Stored data:
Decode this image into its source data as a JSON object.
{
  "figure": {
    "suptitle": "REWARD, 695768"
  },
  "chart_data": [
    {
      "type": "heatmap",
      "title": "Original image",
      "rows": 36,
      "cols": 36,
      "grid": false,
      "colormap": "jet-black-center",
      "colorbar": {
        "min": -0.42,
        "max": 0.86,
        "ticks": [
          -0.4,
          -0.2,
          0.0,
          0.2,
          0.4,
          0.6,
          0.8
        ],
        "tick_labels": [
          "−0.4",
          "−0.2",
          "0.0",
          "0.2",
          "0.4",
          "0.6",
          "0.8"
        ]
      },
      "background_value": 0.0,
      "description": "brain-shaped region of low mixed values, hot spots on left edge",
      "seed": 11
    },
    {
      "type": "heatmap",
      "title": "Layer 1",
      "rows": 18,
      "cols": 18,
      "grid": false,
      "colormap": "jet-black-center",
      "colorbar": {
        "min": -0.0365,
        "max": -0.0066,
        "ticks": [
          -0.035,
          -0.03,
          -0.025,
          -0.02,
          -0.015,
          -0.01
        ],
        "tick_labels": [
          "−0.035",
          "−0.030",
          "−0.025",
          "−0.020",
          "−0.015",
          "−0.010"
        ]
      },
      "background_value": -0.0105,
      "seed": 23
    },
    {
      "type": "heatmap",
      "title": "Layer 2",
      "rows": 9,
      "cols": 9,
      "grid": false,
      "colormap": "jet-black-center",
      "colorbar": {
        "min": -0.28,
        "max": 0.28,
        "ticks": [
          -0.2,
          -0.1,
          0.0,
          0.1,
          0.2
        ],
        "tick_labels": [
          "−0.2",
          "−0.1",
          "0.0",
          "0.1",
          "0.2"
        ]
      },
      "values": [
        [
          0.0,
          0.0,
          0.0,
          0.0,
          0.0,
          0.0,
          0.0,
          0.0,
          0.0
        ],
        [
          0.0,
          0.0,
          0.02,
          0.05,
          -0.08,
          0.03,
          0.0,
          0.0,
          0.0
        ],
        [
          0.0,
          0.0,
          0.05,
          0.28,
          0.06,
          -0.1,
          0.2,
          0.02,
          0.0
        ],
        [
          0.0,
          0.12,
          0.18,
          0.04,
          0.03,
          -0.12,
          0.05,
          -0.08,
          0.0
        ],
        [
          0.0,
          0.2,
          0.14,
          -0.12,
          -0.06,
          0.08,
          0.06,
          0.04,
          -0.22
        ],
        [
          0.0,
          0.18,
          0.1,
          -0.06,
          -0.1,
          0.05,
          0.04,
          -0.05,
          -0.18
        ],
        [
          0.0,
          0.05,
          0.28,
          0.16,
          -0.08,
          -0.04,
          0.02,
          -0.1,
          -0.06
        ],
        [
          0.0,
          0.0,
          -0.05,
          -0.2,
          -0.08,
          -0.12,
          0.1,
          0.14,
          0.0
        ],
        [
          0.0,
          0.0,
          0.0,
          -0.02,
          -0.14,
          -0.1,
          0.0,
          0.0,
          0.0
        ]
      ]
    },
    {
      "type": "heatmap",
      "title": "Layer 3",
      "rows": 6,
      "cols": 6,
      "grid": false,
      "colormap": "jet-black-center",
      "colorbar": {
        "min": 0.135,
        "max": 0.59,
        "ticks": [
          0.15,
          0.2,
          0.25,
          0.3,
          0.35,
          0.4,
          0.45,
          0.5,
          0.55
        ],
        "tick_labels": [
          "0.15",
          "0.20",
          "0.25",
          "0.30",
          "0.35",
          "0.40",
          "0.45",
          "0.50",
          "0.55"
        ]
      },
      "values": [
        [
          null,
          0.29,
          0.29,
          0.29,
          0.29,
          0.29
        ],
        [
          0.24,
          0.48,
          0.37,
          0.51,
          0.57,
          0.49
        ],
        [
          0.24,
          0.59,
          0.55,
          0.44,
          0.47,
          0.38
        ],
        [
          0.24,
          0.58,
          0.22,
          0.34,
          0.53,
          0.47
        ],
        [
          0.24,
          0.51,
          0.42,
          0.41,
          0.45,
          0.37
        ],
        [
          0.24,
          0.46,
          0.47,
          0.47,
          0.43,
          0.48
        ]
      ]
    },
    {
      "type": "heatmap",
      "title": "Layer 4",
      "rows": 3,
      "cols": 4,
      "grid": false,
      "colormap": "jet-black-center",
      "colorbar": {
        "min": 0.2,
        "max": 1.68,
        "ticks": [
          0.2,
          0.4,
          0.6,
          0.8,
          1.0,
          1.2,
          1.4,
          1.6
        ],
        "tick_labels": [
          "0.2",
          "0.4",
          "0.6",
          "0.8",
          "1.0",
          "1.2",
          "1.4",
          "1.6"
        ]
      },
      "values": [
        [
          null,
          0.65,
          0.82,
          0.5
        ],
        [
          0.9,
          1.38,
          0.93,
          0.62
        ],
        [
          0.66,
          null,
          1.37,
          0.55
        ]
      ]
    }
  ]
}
--
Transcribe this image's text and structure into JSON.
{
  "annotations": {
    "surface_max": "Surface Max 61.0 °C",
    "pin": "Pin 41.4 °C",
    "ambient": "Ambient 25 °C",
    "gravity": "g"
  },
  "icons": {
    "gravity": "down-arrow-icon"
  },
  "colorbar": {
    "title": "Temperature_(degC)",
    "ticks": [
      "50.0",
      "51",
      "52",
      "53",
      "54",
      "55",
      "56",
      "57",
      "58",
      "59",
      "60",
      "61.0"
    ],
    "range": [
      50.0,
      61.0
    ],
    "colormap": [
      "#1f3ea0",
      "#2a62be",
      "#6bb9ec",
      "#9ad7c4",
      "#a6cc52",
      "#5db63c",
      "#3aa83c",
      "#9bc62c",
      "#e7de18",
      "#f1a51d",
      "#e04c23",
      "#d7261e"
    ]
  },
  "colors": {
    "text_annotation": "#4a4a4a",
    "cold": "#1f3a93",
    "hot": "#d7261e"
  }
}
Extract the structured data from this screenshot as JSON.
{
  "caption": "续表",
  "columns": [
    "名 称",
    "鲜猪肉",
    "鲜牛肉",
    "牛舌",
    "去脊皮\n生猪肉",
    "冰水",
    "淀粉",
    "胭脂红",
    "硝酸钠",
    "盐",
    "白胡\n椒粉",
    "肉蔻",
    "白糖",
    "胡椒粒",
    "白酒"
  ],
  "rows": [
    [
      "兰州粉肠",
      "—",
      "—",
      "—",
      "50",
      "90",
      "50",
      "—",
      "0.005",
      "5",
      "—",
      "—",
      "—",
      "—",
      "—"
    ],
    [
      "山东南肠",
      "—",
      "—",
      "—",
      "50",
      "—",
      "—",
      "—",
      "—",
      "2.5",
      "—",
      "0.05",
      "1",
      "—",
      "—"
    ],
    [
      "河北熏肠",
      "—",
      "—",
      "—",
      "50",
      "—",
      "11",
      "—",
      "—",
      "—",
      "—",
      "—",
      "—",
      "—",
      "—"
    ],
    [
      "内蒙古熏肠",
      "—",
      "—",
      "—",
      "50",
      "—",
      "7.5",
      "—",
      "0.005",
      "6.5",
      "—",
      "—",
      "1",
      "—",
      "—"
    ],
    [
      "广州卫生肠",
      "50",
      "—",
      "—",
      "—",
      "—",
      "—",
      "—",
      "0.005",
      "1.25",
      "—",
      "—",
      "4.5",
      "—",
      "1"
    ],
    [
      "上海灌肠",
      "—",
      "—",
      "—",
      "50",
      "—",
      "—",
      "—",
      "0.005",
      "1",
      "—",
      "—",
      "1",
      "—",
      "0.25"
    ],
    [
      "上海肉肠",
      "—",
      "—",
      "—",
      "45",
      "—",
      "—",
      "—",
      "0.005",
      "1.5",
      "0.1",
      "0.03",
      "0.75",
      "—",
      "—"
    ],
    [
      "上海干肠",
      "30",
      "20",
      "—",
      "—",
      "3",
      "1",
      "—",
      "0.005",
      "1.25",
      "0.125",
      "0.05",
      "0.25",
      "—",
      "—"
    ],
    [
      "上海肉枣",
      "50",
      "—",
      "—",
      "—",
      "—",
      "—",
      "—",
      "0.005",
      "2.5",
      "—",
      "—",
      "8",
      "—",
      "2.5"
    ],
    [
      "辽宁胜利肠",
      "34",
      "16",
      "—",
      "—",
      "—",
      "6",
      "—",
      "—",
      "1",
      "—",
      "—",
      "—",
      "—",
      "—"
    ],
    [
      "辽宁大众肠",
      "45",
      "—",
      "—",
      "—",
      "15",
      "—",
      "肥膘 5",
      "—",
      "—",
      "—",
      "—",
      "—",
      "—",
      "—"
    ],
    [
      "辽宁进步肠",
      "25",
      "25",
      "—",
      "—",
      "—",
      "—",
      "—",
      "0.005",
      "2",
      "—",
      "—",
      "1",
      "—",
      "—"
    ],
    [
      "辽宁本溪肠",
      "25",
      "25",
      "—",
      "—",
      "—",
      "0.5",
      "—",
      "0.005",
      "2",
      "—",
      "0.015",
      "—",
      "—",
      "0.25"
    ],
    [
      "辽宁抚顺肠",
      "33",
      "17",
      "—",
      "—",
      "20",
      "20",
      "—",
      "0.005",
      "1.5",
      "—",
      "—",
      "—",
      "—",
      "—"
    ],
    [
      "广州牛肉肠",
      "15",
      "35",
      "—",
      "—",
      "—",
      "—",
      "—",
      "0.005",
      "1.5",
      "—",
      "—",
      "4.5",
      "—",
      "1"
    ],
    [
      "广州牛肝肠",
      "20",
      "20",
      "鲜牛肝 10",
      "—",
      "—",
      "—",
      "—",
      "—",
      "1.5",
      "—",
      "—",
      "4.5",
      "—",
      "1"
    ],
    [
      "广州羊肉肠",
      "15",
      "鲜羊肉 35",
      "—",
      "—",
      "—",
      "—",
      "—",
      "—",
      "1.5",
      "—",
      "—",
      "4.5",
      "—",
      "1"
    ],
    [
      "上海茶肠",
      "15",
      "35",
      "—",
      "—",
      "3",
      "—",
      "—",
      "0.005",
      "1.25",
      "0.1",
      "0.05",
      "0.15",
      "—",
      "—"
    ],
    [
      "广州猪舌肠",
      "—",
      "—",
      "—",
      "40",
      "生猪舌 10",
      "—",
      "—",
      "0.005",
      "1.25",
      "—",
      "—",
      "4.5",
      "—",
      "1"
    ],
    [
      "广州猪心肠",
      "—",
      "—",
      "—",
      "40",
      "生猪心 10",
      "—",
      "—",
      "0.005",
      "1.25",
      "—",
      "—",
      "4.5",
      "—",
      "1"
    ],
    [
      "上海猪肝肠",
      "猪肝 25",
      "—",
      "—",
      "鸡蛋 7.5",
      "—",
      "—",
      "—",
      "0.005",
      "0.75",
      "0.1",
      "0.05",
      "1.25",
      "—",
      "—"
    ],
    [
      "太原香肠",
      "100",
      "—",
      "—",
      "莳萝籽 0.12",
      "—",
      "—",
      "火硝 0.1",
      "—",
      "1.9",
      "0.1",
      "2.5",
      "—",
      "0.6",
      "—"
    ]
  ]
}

§ **PROBLEM REQUIREMENTS**: Report all lines of the data that include the word "rows".

§ **OUTPUT OF THE EXERCISE**:
      "rows": 36,
      "rows": 18,
      "rows": 9,
      "rows": 6,
      "rows": 3,
  "rows": [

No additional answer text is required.